>> Start Supplied material

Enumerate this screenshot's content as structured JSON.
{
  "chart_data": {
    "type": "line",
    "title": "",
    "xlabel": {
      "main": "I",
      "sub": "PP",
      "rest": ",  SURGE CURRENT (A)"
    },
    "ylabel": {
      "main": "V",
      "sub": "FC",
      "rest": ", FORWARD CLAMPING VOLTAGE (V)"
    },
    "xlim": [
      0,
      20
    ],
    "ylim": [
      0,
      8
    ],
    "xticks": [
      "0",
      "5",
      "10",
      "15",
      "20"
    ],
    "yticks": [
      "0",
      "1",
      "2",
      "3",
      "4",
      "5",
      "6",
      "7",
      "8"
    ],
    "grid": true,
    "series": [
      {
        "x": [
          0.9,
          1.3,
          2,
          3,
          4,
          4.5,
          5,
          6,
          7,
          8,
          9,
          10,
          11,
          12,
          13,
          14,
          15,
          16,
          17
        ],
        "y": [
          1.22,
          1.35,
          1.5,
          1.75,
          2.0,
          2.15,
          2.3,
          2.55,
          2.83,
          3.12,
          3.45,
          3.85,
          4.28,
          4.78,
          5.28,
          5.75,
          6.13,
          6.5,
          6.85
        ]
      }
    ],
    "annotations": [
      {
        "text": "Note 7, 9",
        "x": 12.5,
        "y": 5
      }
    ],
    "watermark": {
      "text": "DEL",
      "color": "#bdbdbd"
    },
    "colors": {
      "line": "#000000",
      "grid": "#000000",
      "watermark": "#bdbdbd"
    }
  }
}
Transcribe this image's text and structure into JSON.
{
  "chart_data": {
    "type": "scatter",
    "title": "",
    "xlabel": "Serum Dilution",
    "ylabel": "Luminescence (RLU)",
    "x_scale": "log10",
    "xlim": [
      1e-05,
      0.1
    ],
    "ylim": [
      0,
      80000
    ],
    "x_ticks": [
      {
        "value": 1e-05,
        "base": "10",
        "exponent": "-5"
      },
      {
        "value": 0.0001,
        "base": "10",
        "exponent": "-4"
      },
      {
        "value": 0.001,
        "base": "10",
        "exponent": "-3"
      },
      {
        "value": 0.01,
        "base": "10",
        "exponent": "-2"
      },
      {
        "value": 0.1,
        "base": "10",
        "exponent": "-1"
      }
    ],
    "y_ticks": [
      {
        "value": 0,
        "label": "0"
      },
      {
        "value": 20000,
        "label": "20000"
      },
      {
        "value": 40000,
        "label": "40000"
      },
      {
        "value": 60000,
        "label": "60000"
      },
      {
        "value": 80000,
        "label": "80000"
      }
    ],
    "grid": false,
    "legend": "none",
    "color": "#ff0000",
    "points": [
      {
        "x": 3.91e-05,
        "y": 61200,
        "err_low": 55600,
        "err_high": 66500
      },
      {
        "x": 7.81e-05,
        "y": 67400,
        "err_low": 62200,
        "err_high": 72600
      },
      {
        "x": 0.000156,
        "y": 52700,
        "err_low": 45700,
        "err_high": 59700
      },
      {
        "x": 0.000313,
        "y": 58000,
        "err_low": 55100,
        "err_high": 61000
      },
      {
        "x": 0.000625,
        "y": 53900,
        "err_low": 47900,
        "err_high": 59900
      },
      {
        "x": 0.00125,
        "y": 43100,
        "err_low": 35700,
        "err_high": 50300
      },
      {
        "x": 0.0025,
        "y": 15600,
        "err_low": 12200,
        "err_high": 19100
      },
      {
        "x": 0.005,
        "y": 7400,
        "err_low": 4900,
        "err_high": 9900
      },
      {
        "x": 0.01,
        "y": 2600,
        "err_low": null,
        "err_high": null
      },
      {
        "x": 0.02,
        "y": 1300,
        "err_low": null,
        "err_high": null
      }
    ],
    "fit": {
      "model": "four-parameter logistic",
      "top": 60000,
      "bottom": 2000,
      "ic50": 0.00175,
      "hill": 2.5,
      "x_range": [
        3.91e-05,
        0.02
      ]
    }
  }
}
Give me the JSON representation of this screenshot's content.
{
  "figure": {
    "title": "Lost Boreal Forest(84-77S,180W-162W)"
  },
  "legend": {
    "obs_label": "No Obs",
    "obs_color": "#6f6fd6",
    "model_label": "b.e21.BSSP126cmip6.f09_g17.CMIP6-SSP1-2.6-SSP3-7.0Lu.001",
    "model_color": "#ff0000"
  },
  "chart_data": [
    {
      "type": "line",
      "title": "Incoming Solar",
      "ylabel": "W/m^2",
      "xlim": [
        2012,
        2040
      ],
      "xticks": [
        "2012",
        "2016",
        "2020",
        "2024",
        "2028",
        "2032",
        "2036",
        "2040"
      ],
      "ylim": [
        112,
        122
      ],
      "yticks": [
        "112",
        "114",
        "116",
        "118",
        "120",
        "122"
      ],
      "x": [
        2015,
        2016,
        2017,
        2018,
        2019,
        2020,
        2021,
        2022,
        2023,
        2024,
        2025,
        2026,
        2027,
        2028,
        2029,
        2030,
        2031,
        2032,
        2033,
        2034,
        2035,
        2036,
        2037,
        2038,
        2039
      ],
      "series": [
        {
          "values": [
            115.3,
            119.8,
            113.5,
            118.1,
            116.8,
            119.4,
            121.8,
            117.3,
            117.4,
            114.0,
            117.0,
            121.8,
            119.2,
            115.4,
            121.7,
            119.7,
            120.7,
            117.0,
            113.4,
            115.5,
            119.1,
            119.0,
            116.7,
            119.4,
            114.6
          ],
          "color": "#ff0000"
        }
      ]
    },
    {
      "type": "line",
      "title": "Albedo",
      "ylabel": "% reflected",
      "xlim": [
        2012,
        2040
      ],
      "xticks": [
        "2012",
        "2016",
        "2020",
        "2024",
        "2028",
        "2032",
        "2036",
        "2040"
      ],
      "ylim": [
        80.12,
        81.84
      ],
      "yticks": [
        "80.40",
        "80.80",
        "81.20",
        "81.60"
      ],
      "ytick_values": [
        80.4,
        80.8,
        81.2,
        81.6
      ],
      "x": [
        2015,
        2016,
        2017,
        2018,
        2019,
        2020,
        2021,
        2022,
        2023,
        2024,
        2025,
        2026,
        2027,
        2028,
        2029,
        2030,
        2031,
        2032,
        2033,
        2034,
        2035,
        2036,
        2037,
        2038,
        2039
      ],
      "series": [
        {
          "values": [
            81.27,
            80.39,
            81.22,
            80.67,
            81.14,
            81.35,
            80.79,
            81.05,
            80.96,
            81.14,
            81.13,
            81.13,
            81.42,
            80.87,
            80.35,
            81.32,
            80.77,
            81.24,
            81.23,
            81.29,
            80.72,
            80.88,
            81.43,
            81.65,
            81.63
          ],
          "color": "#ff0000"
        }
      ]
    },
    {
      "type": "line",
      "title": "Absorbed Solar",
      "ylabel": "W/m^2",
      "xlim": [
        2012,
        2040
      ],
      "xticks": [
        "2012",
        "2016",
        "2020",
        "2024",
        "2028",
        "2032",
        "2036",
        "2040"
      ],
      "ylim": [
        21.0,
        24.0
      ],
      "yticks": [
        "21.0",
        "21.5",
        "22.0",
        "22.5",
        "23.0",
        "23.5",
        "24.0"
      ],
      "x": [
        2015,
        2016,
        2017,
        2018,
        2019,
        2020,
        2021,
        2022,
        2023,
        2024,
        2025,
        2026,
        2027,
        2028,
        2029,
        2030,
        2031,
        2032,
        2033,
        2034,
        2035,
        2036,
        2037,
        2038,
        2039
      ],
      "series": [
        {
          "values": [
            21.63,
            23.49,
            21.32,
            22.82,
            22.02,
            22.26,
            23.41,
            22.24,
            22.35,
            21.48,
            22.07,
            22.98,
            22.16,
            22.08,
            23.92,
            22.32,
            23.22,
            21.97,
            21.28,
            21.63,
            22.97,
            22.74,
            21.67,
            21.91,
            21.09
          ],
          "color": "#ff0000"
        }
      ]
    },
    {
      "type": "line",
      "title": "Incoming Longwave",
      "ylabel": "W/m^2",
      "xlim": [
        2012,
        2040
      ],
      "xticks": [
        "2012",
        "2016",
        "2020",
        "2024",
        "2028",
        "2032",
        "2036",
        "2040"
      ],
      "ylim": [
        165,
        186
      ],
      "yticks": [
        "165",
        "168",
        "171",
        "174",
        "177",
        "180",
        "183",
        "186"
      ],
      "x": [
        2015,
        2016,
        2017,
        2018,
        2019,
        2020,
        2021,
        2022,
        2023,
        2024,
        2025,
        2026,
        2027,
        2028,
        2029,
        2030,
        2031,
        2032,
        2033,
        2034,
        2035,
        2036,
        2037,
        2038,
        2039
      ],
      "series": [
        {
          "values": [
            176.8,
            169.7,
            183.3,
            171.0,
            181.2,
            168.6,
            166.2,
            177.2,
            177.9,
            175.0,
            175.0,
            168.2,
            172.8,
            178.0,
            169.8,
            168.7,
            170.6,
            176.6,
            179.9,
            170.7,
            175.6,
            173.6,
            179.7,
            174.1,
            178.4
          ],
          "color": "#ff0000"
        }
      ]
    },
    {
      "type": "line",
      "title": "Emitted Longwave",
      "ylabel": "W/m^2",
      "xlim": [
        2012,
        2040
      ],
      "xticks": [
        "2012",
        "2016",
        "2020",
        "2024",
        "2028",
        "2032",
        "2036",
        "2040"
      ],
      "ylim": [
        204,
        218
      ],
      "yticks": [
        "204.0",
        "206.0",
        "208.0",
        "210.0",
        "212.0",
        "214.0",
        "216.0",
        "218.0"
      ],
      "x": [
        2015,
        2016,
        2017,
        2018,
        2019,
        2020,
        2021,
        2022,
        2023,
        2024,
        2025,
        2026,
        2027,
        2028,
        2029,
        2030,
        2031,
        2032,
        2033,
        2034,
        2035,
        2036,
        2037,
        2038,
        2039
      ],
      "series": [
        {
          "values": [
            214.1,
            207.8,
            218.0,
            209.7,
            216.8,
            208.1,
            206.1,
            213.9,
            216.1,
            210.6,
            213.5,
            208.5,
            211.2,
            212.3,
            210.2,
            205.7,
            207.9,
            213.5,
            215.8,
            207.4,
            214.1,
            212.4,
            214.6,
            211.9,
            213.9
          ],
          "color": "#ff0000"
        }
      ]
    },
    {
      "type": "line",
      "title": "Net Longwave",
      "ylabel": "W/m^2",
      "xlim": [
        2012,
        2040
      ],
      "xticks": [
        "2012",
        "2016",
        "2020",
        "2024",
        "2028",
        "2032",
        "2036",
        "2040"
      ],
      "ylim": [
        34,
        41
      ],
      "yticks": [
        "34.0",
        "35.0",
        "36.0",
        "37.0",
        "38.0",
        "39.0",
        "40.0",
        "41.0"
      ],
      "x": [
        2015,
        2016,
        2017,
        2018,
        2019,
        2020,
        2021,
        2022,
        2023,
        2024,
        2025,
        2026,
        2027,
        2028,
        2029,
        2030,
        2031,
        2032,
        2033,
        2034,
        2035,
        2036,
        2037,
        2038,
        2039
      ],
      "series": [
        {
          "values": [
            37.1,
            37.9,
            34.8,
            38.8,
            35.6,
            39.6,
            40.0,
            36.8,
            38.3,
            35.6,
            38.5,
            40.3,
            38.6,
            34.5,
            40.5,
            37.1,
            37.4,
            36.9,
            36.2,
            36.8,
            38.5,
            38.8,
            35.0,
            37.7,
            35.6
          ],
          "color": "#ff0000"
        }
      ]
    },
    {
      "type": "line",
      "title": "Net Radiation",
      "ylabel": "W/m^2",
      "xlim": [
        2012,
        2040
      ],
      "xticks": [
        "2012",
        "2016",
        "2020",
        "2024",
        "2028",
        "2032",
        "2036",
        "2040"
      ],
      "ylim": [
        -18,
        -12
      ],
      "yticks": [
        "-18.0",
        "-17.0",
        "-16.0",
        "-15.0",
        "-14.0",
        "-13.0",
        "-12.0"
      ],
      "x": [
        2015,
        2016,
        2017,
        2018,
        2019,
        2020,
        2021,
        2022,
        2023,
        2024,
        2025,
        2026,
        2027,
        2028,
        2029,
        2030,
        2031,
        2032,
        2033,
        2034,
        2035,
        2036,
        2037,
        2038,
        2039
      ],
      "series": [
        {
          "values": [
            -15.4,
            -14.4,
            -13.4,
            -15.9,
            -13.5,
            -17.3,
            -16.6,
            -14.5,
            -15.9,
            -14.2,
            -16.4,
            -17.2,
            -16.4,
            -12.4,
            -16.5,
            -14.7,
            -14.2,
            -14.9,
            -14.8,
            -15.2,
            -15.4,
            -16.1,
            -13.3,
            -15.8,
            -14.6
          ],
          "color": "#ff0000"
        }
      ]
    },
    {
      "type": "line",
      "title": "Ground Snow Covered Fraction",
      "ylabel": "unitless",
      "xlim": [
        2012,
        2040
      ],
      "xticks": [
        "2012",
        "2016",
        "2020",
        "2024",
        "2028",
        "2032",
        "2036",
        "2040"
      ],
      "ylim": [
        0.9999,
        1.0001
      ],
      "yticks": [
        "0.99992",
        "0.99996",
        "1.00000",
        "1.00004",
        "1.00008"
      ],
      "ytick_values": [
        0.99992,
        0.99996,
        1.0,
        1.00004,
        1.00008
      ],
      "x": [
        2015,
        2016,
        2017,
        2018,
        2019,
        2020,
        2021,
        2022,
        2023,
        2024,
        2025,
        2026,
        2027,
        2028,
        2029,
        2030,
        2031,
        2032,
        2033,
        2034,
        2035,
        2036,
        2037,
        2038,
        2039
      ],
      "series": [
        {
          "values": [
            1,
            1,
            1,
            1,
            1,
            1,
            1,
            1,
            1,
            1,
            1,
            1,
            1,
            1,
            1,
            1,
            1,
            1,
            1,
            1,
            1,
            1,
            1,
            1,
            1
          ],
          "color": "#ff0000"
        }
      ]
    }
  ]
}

>> End Supplied material

Stated goal: Identify which lines contain the word "content" and copy each one.

Final answer:
Enumerate this screenshot's content as structured JSON.
Give me the JSON representation of this screenshot's content.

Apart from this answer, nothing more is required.